= YOUR GOAL =
Copy, in full, each line of the material that holds the word "text".

═════ GIVEN INFORMATION

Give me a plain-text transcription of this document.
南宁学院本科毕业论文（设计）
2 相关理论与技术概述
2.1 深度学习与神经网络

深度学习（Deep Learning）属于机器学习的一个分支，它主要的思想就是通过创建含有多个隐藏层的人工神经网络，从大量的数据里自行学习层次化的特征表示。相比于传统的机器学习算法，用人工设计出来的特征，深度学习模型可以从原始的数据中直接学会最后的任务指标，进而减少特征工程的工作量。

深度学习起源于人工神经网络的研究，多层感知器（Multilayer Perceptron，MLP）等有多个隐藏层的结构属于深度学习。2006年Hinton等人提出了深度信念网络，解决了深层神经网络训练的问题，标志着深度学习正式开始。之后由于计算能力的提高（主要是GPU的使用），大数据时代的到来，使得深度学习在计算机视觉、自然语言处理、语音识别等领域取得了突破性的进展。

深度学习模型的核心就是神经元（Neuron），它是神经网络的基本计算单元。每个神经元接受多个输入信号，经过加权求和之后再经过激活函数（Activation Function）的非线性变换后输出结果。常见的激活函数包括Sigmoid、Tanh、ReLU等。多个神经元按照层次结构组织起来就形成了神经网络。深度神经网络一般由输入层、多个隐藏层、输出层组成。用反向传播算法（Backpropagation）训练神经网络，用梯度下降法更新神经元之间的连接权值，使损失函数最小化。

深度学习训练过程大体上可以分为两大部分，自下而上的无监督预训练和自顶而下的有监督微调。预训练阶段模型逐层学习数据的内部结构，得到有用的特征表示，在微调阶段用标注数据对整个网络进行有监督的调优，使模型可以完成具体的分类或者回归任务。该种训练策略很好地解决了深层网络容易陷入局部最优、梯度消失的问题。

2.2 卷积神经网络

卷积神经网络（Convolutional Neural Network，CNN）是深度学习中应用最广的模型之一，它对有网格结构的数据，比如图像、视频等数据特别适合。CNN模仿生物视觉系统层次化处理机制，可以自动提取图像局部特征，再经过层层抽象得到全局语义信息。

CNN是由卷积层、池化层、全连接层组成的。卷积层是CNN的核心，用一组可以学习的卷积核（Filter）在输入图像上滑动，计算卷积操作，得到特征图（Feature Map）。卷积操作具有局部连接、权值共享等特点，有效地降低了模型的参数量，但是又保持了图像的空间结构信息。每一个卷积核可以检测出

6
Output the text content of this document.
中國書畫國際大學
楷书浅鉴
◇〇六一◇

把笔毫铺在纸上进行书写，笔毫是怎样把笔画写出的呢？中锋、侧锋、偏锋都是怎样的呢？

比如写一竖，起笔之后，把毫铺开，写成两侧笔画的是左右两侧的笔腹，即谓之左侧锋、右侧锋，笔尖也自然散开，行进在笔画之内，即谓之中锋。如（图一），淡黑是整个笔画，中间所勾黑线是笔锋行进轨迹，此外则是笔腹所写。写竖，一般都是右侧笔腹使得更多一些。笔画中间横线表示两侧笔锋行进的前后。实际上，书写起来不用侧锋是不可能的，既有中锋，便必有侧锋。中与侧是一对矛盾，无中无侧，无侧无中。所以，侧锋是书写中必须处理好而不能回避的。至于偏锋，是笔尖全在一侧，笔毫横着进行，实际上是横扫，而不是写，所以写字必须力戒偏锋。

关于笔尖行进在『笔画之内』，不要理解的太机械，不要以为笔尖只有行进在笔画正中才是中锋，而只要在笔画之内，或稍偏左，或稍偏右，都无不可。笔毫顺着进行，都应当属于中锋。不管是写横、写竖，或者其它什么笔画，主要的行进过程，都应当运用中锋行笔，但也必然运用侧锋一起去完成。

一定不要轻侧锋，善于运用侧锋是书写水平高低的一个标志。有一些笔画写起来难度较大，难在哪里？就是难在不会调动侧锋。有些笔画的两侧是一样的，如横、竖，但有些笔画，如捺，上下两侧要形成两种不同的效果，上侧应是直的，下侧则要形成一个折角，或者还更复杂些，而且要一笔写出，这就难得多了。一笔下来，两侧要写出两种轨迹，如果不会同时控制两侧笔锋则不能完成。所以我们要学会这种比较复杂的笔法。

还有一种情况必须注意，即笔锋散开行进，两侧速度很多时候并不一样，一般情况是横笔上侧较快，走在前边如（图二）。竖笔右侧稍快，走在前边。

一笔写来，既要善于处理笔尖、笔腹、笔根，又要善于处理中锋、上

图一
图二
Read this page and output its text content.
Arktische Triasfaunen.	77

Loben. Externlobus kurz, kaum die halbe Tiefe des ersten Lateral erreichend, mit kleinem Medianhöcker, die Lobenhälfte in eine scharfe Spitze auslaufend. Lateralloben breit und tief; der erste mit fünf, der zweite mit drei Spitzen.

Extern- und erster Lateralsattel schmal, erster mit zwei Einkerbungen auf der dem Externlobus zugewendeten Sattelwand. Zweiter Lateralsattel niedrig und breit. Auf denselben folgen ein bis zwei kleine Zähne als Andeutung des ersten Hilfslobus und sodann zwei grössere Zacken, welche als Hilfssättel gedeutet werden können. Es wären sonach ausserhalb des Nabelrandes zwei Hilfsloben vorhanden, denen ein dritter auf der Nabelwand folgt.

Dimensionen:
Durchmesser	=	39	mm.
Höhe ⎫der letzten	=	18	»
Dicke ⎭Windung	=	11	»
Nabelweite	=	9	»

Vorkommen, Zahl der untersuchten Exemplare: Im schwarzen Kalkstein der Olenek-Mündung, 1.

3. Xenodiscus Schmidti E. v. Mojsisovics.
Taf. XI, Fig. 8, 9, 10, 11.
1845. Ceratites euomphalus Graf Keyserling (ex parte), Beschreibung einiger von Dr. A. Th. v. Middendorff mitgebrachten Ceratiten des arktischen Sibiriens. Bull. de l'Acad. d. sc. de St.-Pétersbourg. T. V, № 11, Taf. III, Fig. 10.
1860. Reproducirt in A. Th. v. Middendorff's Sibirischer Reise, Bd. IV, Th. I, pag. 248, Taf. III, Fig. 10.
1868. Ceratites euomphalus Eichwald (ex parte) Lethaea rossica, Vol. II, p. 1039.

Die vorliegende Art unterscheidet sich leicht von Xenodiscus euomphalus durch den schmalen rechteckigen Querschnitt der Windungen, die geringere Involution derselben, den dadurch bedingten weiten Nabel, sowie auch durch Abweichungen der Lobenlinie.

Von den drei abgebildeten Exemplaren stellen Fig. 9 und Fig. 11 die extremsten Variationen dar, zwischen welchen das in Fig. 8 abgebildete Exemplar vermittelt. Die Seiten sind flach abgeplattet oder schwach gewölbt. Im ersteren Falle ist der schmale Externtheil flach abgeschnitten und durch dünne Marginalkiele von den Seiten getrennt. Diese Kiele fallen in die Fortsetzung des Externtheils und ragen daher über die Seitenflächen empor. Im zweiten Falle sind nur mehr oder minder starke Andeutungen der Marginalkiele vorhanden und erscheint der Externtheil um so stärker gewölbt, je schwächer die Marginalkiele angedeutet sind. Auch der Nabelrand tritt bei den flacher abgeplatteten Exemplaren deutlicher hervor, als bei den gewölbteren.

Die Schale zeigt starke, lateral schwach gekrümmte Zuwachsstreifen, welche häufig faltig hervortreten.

══════════

= FINAL RESULT =
Give me a plain-text transcription of this document.
Output the text content of this document.
Read this page and output its text content.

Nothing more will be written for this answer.